■ Task brief
From the entries that follow, list every line in which the string "desc" appears.

■ Supplied data
+===+
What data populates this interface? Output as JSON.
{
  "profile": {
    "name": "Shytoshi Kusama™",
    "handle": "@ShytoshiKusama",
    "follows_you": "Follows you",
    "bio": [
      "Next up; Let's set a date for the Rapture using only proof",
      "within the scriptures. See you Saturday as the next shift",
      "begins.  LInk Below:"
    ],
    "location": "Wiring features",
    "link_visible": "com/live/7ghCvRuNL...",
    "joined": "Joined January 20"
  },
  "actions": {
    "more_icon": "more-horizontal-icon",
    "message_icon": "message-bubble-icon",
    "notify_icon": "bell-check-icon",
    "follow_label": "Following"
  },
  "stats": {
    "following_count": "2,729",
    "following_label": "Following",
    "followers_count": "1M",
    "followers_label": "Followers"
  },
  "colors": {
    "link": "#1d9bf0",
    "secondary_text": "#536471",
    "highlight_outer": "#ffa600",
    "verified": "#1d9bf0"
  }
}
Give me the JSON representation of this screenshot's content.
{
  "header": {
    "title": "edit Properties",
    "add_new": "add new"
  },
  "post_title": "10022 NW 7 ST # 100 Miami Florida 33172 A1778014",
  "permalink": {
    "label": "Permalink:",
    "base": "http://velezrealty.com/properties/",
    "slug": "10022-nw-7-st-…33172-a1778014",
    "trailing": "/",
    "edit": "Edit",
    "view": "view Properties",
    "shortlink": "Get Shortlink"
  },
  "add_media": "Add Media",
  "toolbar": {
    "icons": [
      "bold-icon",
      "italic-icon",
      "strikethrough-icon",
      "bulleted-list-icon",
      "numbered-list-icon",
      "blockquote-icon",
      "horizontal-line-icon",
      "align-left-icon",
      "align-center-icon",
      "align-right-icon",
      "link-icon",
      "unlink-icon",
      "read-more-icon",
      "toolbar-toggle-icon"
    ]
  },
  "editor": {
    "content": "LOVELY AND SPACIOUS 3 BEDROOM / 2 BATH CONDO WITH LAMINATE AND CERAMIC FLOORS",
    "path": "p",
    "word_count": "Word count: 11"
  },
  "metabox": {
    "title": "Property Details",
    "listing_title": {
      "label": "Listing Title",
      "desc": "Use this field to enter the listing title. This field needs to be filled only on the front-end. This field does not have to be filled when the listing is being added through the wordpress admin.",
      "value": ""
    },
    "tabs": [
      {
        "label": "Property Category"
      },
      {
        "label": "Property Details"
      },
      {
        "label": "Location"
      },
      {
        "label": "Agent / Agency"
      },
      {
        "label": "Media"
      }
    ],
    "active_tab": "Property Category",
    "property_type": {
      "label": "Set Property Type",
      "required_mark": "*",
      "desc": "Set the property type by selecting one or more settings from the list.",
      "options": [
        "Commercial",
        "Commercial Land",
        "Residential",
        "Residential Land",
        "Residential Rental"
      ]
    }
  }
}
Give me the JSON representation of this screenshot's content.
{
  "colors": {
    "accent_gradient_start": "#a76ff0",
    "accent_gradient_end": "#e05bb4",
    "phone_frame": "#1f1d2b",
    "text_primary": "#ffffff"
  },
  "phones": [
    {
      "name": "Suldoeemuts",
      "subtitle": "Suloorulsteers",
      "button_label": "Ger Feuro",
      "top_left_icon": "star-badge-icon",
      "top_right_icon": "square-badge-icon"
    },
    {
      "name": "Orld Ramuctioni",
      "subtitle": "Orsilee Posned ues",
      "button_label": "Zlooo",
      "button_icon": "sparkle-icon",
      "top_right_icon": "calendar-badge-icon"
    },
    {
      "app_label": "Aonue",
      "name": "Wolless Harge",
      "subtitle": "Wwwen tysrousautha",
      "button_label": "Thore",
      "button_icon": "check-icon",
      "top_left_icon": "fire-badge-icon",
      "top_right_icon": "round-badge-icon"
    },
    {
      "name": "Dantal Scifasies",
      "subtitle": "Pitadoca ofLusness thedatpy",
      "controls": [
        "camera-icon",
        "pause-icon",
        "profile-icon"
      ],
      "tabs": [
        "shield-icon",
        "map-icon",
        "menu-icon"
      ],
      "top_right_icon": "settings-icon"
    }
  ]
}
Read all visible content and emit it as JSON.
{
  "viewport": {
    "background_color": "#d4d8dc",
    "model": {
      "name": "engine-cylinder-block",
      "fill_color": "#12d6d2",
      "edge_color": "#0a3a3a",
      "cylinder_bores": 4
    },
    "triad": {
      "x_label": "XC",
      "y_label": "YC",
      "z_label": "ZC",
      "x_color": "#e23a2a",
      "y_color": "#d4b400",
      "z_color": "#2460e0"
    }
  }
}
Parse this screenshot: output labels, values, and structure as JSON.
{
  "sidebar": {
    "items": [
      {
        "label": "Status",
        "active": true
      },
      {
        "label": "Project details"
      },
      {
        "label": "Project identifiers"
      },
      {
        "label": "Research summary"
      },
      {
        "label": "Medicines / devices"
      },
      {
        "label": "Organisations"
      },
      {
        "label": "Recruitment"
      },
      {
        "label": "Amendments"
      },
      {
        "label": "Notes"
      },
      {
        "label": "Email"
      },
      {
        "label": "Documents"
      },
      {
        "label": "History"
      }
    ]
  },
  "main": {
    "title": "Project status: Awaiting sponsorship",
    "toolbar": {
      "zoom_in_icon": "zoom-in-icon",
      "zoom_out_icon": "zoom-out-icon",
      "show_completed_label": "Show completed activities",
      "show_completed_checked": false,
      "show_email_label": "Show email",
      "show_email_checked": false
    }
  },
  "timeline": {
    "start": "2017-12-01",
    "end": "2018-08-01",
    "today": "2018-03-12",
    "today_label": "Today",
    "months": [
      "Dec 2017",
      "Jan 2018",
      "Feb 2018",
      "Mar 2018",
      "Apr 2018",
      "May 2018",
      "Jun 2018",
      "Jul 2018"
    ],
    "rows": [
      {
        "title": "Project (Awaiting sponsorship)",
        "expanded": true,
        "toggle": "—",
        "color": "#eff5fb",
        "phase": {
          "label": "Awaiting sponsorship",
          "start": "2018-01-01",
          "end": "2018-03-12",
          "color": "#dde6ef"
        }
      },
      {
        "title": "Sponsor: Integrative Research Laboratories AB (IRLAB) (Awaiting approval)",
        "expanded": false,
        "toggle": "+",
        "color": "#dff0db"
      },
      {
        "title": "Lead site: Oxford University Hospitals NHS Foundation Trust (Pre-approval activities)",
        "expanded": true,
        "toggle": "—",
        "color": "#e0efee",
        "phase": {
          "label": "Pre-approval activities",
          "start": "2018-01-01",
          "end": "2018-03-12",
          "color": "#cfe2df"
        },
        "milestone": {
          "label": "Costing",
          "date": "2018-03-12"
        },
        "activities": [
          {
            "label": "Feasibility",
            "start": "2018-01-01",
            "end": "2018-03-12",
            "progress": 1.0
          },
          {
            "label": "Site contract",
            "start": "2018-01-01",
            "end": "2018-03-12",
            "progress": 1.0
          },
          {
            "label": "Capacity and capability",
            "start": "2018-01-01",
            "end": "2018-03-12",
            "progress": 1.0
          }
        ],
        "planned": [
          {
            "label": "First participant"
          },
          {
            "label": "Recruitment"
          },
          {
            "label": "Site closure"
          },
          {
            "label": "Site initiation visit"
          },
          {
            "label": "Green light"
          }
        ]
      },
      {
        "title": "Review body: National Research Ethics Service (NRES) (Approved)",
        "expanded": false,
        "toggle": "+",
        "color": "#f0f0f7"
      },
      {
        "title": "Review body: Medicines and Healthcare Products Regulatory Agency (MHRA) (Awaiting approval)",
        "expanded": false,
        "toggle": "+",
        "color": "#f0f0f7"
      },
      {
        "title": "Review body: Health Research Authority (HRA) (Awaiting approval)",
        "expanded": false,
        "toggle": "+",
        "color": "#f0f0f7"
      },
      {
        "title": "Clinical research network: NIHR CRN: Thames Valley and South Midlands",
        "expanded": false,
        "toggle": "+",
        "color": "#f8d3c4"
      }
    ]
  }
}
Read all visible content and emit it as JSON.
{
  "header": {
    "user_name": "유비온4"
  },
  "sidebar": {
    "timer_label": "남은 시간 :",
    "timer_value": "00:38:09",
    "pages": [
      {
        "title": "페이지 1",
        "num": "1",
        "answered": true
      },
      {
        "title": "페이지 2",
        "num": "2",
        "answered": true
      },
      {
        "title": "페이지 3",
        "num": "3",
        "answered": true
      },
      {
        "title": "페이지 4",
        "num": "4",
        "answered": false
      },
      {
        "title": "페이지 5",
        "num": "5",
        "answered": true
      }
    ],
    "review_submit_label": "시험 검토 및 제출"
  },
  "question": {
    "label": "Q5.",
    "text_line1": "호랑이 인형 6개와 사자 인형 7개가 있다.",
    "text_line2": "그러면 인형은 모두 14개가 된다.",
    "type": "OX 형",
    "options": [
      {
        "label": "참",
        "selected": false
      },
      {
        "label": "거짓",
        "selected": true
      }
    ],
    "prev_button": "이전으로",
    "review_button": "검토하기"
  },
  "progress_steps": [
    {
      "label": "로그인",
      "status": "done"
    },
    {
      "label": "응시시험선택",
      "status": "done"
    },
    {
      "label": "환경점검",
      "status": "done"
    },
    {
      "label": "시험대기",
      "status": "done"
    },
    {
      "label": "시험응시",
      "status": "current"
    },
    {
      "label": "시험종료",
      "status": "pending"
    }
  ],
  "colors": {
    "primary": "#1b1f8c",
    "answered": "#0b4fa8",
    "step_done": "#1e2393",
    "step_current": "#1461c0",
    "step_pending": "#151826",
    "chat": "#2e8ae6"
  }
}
+===+
■ Full output
      "desc": "Use this field to enter the listing title. This field needs to be filled only on the front-end. This field does not have to be filled when the listing is being added through the wordpress admin.",
      "desc": "Set the property type by selecting one or more settings from the list.",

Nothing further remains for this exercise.